Start of Provided material

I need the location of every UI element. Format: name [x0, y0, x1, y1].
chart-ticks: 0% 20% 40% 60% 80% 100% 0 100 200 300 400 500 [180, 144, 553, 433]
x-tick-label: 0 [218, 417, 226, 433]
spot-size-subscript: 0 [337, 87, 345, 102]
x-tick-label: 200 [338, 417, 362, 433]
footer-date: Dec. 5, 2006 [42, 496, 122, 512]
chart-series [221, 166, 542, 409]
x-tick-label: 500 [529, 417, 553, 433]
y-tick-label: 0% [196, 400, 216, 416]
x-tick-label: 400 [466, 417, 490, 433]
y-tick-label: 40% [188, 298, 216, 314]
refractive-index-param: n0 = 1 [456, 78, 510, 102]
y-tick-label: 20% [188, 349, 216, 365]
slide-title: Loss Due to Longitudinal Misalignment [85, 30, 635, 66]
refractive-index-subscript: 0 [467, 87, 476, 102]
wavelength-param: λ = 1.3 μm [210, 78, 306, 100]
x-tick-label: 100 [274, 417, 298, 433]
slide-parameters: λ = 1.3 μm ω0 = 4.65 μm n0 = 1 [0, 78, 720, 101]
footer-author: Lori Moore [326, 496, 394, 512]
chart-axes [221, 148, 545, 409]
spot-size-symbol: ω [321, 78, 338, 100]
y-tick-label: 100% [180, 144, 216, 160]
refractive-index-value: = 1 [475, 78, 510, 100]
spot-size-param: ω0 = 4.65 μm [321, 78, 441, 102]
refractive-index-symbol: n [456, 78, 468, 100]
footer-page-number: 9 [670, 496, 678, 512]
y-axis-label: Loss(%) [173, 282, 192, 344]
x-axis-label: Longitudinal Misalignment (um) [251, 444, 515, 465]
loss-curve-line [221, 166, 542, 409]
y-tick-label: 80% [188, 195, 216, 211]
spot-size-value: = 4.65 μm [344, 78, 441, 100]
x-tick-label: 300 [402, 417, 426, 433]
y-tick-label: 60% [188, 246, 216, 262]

End of Provided material

_Exercise instructions_. Copy every line of the material word for word.

_Response to the task_.
I need the location of every UI element. Format: name [x0, y0, x1, y1].
chart-ticks: 0% 20% 40% 60% 80% 100% 0 100 200 300 400 500 [180, 144, 553, 433]
x-tick-label: 0 [218, 417, 226, 433]
spot-size-subscript: 0 [337, 87, 345, 102]
x-tick-label: 200 [338, 417, 362, 433]
footer-date: Dec. 5, 2006 [42, 496, 122, 512]
chart-series [221, 166, 542, 409]
x-tick-label: 500 [529, 417, 553, 433]
y-tick-label: 0% [196, 400, 216, 416]
x-tick-label: 400 [466, 417, 490, 433]
y-tick-label: 40% [188, 298, 216, 314]
refractive-index-param: n0 = 1 [456, 78, 510, 102]
y-tick-label: 20% [188, 349, 216, 365]
slide-title: Loss Due to Longitudinal Misalignment [85, 30, 635, 66]
refractive-index-subscript: 0 [467, 87, 476, 102]
wavelength-param: λ = 1.3 μm [210, 78, 306, 100]
x-tick-label: 100 [274, 417, 298, 433]
slide-parameters: λ = 1.3 μm ω0 = 4.65 μm n0 = 1 [0, 78, 720, 101]
footer-author: Lori Moore [326, 496, 394, 512]
chart-axes [221, 148, 545, 409]
spot-size-symbol: ω [321, 78, 338, 100]
y-tick-label: 100% [180, 144, 216, 160]
refractive-index-value: = 1 [475, 78, 510, 100]
spot-size-param: ω0 = 4.65 μm [321, 78, 441, 102]
refractive-index-symbol: n [456, 78, 468, 100]
footer-page-number: 9 [670, 496, 678, 512]
y-axis-label: Loss(%) [173, 282, 192, 344]
x-axis-label: Longitudinal Misalignment (um) [251, 444, 515, 465]
loss-curve-line [221, 166, 542, 409]
y-tick-label: 80% [188, 195, 216, 211]
spot-size-value: = 4.65 μm [344, 78, 441, 100]
x-tick-label: 300 [402, 417, 426, 433]
y-tick-label: 60% [188, 246, 216, 262]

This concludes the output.